● **WHAT IS ASKED**
Pull out every line in the data that has the string "this" in it.
^^^^^^^^
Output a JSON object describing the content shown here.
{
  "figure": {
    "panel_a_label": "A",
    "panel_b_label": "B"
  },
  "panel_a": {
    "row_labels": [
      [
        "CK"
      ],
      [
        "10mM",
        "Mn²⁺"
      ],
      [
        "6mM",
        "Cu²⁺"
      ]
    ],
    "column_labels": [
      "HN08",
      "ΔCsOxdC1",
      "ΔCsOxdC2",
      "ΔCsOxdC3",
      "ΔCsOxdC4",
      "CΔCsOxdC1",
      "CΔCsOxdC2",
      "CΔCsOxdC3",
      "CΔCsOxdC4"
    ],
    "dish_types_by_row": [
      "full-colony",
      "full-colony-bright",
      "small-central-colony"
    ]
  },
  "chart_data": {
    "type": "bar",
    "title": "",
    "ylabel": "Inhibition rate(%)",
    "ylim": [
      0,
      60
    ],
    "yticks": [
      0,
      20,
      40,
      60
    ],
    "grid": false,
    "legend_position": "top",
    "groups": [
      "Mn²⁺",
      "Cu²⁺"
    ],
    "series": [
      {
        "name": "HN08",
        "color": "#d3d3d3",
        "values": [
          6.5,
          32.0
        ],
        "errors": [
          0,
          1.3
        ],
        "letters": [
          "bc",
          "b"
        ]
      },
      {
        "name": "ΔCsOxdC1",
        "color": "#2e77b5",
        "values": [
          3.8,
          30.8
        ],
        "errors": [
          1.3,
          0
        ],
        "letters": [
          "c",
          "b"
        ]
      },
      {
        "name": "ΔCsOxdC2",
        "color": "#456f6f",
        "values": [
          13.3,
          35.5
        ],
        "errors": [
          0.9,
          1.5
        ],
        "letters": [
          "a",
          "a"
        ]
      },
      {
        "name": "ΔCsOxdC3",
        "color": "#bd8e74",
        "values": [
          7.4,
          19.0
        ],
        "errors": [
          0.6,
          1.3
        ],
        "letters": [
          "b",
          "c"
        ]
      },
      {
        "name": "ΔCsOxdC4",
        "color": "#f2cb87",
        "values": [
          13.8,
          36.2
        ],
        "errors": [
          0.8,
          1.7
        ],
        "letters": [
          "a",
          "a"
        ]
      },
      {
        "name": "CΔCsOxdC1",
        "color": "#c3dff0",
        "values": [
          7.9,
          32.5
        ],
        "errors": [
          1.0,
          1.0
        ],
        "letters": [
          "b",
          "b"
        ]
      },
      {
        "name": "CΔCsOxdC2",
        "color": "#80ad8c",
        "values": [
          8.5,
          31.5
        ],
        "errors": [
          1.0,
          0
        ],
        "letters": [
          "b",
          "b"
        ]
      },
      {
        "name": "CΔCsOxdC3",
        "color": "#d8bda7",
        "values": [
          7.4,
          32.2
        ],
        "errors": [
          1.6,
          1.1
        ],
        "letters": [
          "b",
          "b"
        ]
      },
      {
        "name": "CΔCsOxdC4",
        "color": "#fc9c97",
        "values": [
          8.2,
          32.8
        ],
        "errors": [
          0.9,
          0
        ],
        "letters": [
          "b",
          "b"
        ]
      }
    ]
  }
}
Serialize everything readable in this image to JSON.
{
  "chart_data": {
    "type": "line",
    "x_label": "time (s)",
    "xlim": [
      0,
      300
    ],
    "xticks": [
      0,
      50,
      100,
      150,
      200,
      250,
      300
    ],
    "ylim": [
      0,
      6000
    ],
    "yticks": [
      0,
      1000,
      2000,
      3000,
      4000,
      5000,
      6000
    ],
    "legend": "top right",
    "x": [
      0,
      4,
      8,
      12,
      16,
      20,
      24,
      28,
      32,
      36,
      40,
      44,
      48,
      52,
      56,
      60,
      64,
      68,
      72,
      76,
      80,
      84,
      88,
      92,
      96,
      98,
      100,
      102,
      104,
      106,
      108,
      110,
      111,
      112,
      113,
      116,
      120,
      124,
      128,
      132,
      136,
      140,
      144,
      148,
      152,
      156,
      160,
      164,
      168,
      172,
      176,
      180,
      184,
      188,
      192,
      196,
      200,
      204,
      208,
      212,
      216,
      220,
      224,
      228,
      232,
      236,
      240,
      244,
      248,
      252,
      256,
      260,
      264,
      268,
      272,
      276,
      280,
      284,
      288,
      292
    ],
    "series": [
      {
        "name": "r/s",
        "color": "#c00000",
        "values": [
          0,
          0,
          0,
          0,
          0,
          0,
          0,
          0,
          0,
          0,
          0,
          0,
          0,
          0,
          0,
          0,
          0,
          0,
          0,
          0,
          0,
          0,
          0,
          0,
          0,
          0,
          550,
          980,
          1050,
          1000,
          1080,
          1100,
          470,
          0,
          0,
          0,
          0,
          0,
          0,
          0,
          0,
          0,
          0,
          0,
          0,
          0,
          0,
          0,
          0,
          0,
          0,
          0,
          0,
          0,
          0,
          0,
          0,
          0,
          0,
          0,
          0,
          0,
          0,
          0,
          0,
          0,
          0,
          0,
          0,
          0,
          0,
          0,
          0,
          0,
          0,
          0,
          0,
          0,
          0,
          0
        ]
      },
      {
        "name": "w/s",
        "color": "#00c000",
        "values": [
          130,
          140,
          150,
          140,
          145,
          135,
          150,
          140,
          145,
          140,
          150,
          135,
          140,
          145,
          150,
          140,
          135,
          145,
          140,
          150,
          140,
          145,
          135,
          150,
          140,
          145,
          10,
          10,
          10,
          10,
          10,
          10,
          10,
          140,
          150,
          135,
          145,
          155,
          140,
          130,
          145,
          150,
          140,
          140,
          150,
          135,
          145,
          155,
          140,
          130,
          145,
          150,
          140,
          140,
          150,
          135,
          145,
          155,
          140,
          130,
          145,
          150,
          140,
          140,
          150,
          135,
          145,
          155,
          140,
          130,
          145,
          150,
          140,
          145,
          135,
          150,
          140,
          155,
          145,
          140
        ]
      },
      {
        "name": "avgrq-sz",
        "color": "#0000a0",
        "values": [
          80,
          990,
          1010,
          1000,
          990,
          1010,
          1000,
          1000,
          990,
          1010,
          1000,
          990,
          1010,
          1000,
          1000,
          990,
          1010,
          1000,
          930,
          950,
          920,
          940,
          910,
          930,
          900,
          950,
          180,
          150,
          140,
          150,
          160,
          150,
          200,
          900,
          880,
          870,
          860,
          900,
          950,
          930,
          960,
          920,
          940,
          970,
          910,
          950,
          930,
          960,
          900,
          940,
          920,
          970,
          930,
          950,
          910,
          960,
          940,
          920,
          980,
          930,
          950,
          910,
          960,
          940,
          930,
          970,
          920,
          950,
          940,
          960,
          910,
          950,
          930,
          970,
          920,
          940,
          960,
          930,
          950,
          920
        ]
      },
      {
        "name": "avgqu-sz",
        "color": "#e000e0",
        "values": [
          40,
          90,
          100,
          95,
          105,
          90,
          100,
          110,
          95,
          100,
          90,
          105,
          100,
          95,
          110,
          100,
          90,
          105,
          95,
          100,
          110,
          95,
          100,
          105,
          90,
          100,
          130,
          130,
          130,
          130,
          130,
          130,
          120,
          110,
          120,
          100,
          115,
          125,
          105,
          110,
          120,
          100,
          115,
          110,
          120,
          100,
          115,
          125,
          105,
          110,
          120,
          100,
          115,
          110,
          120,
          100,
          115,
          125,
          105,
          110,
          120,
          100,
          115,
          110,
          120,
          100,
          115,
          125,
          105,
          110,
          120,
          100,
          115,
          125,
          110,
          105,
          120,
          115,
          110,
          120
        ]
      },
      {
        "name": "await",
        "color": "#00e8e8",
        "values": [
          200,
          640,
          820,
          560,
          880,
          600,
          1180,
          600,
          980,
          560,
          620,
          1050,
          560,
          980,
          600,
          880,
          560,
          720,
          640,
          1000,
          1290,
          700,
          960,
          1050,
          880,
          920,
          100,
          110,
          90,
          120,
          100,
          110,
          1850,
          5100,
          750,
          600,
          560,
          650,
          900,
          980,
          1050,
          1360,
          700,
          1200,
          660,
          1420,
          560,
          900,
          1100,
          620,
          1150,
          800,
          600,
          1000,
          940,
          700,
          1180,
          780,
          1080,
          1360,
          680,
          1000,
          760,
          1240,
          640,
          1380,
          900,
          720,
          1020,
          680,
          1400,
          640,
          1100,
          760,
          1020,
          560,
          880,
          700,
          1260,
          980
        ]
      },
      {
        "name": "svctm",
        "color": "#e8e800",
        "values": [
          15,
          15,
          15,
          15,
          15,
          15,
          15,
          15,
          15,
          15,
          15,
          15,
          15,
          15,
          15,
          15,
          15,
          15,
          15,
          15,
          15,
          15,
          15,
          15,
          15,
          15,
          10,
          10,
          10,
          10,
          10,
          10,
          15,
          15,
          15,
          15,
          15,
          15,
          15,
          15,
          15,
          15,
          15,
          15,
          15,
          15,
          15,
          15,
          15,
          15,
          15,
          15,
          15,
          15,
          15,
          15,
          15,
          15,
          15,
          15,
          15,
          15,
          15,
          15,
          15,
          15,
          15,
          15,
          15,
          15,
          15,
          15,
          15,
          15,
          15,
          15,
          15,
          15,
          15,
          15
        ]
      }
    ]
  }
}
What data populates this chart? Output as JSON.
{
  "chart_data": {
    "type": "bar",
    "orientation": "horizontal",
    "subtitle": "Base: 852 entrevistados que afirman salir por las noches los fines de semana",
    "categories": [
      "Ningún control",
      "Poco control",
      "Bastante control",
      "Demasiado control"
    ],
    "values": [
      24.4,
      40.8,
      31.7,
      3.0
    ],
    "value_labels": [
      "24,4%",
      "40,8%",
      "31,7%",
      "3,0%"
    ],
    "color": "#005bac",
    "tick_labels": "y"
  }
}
^^^^^^^^
● **FULL SOLUTION**
Serialize everything readable in this image to JSON.
What data populates this chart? Output as JSON.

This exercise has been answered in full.